Task inputs start

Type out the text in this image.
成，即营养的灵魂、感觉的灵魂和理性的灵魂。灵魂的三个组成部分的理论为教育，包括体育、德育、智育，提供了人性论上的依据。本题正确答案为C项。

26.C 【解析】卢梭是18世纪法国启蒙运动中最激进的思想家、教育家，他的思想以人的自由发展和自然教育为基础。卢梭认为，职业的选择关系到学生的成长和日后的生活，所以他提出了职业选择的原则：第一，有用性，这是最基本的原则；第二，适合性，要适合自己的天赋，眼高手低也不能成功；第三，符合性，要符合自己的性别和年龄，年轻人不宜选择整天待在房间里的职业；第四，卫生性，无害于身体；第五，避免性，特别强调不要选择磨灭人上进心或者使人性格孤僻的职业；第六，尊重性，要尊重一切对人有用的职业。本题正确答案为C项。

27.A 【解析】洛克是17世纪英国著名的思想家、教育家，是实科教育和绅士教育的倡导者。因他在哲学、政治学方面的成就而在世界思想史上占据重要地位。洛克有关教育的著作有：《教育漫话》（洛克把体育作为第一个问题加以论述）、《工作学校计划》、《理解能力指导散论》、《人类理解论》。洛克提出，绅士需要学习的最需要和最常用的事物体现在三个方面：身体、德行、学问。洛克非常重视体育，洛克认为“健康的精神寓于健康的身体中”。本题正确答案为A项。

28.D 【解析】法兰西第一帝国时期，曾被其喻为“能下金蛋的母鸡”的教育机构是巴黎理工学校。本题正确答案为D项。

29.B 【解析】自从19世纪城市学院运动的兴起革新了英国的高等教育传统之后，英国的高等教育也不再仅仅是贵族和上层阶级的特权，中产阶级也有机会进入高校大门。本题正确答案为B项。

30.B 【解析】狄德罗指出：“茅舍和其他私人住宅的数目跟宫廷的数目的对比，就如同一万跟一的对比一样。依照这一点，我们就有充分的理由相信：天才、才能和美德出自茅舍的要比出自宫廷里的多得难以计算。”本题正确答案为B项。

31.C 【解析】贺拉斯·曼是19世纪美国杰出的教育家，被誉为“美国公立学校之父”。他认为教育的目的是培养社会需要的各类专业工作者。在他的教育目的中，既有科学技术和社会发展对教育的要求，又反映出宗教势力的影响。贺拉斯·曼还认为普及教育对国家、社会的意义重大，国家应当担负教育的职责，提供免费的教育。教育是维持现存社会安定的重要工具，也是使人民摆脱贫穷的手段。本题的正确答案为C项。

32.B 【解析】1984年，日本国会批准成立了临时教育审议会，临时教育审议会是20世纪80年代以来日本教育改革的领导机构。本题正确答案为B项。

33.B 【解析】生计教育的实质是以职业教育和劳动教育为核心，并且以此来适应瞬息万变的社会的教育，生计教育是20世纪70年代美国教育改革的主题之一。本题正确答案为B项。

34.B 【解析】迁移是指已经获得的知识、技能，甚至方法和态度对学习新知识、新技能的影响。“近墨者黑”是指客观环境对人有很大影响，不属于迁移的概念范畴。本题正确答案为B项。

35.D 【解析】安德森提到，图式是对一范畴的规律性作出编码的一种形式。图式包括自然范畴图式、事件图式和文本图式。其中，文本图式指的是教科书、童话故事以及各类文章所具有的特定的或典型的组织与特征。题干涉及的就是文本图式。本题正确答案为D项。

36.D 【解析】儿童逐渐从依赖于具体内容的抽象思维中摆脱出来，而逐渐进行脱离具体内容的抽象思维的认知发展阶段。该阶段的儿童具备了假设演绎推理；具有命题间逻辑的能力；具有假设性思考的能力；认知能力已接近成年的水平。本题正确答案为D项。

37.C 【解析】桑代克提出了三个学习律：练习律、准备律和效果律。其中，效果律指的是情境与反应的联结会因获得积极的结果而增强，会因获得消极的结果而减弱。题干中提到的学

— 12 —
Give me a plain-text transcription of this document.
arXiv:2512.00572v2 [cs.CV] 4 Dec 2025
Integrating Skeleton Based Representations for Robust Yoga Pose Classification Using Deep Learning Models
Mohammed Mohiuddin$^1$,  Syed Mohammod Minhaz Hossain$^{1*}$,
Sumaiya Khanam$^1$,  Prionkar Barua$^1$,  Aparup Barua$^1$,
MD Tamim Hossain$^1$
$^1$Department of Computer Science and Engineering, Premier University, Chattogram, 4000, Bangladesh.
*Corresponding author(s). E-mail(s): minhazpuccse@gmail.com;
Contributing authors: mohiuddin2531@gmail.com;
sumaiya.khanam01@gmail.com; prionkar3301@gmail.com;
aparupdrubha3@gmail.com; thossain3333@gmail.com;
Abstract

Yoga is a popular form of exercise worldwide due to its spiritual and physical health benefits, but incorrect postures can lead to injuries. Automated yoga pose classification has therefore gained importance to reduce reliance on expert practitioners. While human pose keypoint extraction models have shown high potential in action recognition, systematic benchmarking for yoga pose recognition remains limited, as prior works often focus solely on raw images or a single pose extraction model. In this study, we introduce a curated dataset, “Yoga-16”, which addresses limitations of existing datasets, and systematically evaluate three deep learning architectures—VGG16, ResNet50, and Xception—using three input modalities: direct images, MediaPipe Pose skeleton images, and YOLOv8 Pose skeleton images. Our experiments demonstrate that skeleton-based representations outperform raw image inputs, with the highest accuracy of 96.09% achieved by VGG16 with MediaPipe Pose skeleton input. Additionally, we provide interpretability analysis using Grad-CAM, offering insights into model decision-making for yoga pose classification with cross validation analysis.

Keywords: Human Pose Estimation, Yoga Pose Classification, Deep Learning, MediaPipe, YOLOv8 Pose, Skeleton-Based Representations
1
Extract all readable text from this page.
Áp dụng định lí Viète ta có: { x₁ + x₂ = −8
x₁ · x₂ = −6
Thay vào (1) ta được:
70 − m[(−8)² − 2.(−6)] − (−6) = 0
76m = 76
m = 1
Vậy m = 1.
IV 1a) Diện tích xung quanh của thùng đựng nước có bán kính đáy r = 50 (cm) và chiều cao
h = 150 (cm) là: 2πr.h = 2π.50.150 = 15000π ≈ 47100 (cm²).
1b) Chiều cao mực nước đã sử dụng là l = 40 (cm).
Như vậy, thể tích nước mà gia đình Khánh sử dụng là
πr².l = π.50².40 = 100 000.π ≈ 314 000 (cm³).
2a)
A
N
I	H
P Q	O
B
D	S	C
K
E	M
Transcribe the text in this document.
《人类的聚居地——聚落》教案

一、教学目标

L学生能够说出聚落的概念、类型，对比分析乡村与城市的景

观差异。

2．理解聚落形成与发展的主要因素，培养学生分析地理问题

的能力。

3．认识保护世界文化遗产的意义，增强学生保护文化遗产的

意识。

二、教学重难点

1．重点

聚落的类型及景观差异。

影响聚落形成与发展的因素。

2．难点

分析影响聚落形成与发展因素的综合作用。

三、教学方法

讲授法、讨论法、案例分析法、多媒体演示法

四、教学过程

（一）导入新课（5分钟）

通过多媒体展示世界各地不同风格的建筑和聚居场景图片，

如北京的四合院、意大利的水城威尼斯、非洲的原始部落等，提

Task inputs end

### Exercise objective
From the entries above, return each line with the word "本题正确答案为B项" in it.

### The output
29.B 【解析】自从19世纪城市学院运动的兴起革新了英国的高等教育传统之后，英国的高等教育也不再仅仅是贵族和上层阶级的特权，中产阶级也有机会进入高校大门。本题正确答案为B项。
30.B 【解析】狄德罗指出：“茅舍和其他私人住宅的数目跟宫廷的数目的对比，就如同一万跟一的对比一样。依照这一点，我们就有充分的理由相信：天才、才能和美德出自茅舍的要比出自宫廷里的多得难以计算。”本题正确答案为B项。
32.B 【解析】1984年，日本国会批准成立了临时教育审议会，临时教育审议会是20世纪80年代以来日本教育改革的领导机构。本题正确答案为B项。
33.B 【解析】生计教育的实质是以职业教育和劳动教育为核心，并且以此来适应瞬息万变的社会的教育，生计教育是20世纪70年代美国教育改革的主题之一。本题正确答案为B项。
34.B 【解析】迁移是指已经获得的知识、技能，甚至方法和态度对学习新知识、新技能的影响。“近墨者黑”是指客观环境对人有很大影响，不属于迁移的概念范畴。本题正确答案为B项。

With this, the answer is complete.